Records from a collection of figures:
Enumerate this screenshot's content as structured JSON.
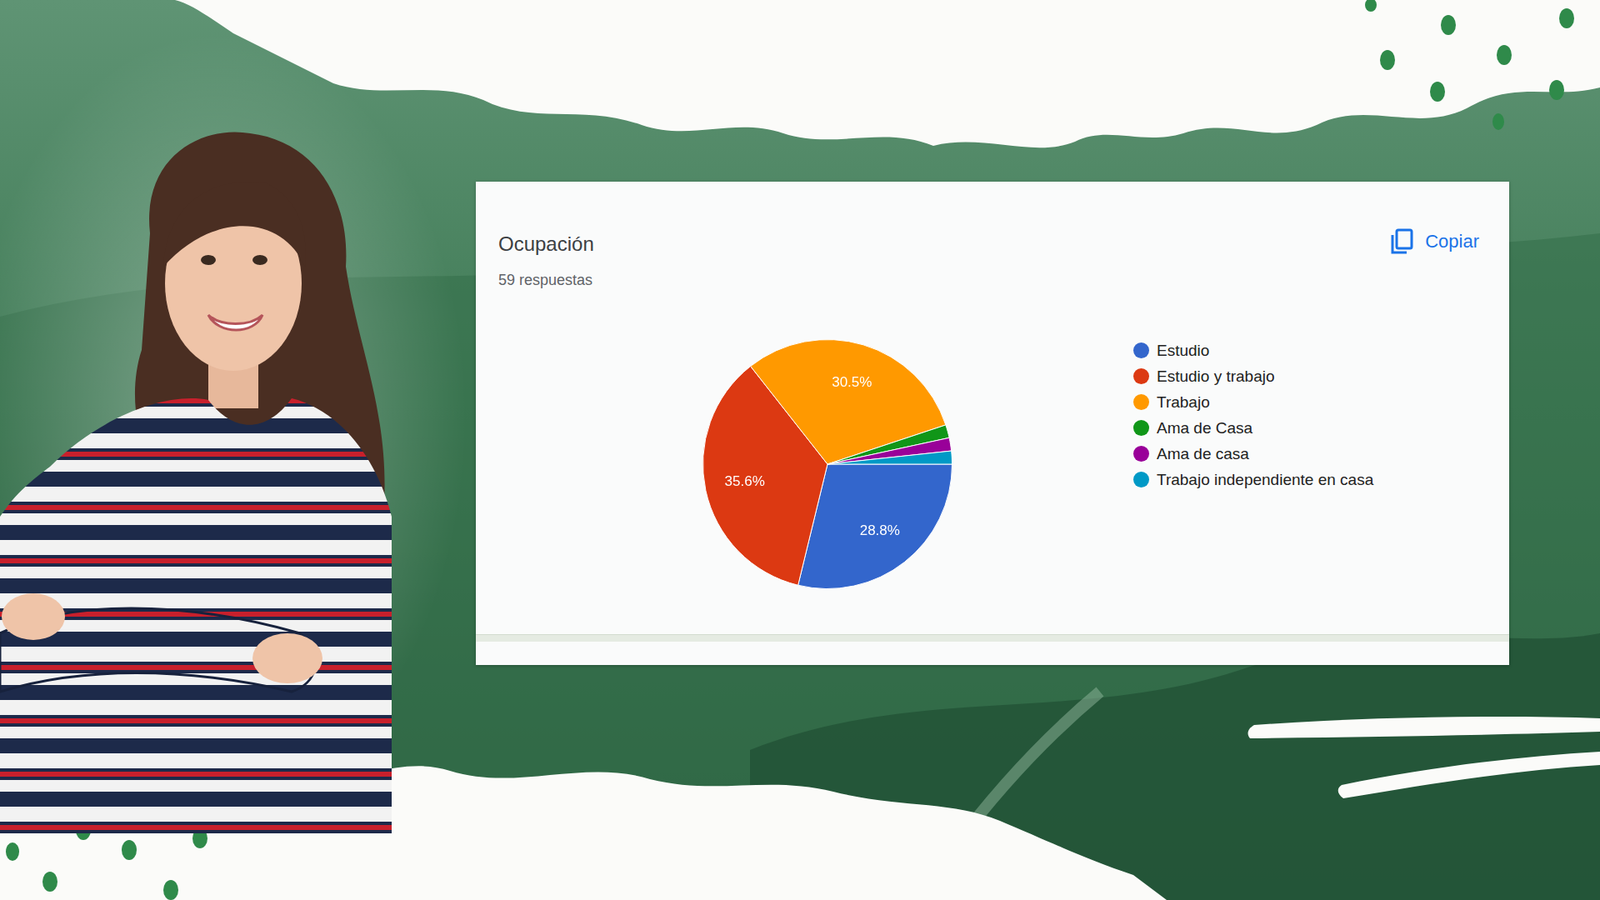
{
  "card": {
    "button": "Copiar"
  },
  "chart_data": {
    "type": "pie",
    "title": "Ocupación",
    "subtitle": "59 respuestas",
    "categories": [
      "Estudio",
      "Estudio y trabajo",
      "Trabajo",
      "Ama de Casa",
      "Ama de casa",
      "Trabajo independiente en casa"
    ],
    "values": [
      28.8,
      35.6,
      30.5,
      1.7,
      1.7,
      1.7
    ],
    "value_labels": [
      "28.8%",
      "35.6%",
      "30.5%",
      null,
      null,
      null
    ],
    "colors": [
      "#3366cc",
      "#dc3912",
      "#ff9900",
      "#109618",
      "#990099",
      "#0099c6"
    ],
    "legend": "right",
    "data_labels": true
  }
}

> _Directive_
Leave out the pictures and restate everything else word for word.

> _Task output_
Enumerate this screenshot's content as structured JSON.
{
  "card": {
    "button": "Copiar"
  },
  "chart_data": {
    "type": "pie",
    "title": "Ocupación",
    "subtitle": "59 respuestas",
    "categories": [
      "Estudio",
      "Estudio y trabajo",
      "Trabajo",
      "Ama de Casa",
      "Ama de casa",
      "Trabajo independiente en casa"
    ],
    "values": [
      28.8,
      35.6,
      30.5,
      1.7,
      1.7,
      1.7
    ],
    "value_labels": [
      "28.8%",
      "35.6%",
      "30.5%",
      null,
      null,
      null
    ],
    "colors": [
      "#3366cc",
      "#dc3912",
      "#ff9900",
      "#109618",
      "#990099",
      "#0099c6"
    ],
    "legend": "right",
    "data_labels": true
  }
}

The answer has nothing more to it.